Problem >>
List each line of the data that holds the word "Pending".

Information supplied >>
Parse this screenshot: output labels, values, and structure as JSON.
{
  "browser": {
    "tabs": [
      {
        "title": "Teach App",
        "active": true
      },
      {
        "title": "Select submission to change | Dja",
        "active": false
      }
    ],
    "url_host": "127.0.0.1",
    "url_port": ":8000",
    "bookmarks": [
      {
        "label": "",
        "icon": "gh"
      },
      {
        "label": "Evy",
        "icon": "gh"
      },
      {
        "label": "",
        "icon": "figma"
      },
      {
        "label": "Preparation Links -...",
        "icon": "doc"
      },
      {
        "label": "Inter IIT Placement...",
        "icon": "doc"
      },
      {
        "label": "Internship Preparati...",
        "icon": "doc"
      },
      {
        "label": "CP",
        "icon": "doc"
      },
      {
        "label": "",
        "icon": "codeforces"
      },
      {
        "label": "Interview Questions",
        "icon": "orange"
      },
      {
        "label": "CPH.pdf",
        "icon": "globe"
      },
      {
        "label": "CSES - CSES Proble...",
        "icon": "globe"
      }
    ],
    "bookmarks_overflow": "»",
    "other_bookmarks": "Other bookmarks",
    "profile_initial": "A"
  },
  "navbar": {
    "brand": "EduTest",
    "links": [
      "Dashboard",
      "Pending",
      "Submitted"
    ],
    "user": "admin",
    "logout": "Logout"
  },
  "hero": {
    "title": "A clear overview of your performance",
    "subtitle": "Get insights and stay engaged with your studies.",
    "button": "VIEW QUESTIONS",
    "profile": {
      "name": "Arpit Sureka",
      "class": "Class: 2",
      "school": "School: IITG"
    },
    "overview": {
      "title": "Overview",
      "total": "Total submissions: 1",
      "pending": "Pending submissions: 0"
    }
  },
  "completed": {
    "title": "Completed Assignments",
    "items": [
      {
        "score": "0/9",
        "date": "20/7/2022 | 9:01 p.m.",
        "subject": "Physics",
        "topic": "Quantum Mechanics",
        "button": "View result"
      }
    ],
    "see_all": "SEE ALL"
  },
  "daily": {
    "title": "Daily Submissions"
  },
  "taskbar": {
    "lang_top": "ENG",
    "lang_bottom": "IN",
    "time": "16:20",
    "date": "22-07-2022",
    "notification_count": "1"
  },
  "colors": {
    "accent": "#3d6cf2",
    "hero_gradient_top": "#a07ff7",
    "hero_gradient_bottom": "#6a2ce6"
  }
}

Response >>
      "Pending",
      "pending": "Pending submissions: 0"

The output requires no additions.